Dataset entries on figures

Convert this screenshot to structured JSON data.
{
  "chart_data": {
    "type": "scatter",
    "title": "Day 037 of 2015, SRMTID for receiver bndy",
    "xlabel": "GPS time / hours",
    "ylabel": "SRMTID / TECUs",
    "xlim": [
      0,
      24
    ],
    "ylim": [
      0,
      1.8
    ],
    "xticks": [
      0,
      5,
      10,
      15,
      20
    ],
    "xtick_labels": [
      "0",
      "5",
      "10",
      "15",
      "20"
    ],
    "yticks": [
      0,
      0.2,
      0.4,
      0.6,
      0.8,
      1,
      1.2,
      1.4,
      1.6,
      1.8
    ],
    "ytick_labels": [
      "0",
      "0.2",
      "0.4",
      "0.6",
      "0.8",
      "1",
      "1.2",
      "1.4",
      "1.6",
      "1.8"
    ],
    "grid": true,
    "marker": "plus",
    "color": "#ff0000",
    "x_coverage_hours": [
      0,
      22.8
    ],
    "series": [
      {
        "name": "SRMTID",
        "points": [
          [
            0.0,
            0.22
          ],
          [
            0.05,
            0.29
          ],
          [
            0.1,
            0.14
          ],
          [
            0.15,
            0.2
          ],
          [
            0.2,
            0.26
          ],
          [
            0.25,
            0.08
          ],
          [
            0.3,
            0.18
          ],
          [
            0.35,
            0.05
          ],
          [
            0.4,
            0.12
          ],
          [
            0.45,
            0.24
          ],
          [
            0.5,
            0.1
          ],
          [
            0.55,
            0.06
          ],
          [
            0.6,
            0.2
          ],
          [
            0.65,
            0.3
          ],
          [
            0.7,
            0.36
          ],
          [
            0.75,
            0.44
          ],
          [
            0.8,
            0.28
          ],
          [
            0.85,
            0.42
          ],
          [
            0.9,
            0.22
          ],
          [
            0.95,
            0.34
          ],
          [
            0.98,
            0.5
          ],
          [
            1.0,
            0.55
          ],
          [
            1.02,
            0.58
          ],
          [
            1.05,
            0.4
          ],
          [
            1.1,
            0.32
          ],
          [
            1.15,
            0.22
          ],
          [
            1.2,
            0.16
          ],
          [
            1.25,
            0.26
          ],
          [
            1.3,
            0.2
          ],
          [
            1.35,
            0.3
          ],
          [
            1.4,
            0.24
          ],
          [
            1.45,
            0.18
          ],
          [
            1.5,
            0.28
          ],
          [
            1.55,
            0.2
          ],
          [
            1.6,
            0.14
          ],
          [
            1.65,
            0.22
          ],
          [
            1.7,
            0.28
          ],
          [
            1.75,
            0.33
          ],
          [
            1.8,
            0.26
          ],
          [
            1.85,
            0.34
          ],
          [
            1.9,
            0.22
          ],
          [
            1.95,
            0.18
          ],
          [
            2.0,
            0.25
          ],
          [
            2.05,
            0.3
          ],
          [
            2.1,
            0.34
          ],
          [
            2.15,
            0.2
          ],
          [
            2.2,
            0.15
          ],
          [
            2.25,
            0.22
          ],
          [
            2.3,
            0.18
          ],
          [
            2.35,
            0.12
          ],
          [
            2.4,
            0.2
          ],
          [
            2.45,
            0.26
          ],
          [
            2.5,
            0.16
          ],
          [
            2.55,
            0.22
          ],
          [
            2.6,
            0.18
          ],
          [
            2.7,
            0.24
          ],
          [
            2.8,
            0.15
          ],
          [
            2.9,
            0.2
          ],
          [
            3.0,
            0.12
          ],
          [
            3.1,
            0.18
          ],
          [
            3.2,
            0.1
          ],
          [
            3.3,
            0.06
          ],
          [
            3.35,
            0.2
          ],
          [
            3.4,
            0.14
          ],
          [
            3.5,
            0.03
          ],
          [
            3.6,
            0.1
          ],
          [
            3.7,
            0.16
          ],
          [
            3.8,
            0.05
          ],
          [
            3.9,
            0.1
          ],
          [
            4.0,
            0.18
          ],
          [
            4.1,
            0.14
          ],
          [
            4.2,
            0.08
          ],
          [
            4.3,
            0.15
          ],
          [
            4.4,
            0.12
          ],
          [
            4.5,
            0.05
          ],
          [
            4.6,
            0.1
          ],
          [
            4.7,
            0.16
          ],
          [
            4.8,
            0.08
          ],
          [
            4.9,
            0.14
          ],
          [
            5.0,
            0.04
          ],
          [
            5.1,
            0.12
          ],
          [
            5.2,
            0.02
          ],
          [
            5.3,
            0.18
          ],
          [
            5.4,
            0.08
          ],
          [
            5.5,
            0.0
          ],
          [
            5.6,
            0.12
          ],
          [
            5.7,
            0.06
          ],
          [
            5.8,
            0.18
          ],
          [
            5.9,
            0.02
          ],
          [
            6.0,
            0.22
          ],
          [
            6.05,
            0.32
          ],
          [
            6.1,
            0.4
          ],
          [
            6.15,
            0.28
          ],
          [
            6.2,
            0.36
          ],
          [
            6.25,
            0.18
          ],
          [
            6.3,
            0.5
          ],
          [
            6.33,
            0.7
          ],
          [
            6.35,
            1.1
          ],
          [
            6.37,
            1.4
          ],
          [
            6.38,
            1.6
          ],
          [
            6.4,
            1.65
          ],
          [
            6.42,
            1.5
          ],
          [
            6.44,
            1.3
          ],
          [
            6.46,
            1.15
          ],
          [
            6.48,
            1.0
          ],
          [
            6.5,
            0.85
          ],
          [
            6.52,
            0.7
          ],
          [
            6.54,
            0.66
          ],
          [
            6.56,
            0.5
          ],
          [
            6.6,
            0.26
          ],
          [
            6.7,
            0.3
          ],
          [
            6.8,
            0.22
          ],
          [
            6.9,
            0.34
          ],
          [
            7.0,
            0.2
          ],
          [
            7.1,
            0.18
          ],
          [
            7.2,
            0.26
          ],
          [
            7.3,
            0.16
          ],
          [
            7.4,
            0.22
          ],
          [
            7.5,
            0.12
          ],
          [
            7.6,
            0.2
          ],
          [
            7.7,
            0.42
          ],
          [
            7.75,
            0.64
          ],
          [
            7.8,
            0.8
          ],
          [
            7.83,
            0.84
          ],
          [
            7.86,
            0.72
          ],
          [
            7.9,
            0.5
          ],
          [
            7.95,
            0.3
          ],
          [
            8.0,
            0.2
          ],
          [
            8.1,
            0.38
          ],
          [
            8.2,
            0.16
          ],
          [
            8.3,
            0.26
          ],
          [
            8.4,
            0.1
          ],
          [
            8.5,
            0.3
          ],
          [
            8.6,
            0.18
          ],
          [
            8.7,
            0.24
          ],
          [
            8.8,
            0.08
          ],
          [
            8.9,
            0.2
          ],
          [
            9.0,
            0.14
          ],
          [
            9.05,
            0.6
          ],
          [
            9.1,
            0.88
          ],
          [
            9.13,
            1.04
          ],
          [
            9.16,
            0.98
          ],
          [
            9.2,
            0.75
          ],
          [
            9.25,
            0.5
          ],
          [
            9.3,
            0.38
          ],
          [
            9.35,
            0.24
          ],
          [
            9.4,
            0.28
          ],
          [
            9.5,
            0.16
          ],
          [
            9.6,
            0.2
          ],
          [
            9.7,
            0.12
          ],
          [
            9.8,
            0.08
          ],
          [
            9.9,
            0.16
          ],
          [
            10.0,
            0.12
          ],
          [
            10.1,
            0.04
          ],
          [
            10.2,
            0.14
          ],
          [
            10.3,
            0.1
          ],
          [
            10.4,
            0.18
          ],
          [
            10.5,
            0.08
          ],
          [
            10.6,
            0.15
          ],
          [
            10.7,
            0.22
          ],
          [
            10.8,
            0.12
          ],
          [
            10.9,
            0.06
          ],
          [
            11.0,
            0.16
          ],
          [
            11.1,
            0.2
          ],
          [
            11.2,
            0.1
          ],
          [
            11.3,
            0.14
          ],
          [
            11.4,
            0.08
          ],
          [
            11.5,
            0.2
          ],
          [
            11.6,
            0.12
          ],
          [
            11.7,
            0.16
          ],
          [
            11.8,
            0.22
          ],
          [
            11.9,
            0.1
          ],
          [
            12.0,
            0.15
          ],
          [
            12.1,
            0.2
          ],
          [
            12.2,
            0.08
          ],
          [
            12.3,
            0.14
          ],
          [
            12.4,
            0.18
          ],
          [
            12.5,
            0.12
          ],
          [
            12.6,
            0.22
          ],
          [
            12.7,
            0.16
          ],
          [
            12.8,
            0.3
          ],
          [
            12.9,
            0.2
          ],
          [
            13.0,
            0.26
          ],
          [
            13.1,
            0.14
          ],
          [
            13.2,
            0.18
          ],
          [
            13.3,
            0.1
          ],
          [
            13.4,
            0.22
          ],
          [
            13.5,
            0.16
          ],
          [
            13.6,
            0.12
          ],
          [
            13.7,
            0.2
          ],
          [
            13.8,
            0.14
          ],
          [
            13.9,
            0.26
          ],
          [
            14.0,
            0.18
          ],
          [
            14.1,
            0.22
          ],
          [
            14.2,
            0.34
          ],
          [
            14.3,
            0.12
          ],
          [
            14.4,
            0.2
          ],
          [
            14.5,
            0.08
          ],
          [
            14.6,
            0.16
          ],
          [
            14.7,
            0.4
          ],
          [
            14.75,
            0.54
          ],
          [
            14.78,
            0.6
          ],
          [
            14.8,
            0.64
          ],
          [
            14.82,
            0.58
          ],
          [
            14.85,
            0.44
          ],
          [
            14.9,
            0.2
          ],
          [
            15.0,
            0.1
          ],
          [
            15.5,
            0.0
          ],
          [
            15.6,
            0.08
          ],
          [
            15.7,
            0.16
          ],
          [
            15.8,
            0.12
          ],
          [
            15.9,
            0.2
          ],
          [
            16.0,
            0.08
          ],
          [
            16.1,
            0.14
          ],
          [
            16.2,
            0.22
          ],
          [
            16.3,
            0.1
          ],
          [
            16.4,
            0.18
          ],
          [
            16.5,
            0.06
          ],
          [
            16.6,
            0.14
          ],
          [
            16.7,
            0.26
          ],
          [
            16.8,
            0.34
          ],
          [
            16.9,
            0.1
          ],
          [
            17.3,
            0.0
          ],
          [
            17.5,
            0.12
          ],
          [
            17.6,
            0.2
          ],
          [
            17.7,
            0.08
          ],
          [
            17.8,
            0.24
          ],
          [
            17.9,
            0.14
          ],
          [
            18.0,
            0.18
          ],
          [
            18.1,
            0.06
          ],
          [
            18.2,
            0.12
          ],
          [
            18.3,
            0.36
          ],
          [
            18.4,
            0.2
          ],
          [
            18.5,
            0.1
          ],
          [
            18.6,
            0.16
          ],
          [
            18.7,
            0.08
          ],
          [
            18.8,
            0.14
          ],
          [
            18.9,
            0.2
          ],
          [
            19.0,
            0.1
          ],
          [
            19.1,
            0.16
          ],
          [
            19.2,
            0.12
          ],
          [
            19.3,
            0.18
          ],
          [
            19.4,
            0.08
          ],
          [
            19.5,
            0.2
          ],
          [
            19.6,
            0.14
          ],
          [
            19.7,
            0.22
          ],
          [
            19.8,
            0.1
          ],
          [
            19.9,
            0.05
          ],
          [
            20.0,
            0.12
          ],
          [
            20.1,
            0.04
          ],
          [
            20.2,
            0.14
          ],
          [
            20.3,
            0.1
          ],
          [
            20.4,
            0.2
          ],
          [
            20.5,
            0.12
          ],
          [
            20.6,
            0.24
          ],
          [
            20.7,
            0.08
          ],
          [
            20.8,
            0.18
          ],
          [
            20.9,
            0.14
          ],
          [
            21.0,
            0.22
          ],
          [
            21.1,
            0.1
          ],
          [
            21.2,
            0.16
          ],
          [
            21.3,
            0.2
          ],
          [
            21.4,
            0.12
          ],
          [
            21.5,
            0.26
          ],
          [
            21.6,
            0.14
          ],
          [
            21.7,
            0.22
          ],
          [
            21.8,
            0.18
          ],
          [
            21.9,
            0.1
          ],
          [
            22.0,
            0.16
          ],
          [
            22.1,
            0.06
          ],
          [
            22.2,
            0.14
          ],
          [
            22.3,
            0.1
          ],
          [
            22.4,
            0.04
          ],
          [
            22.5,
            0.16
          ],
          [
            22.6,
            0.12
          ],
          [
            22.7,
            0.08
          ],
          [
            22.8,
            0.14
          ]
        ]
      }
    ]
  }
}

## TASK INSTRUCTIONS:
Identify and list each line with the word "SRMTID".

## EXERCISE RESPONSE:
    "title": "Day 037 of 2015, SRMTID for receiver bndy",
    "ylabel": "SRMTID / TECUs",
        "name": "SRMTID",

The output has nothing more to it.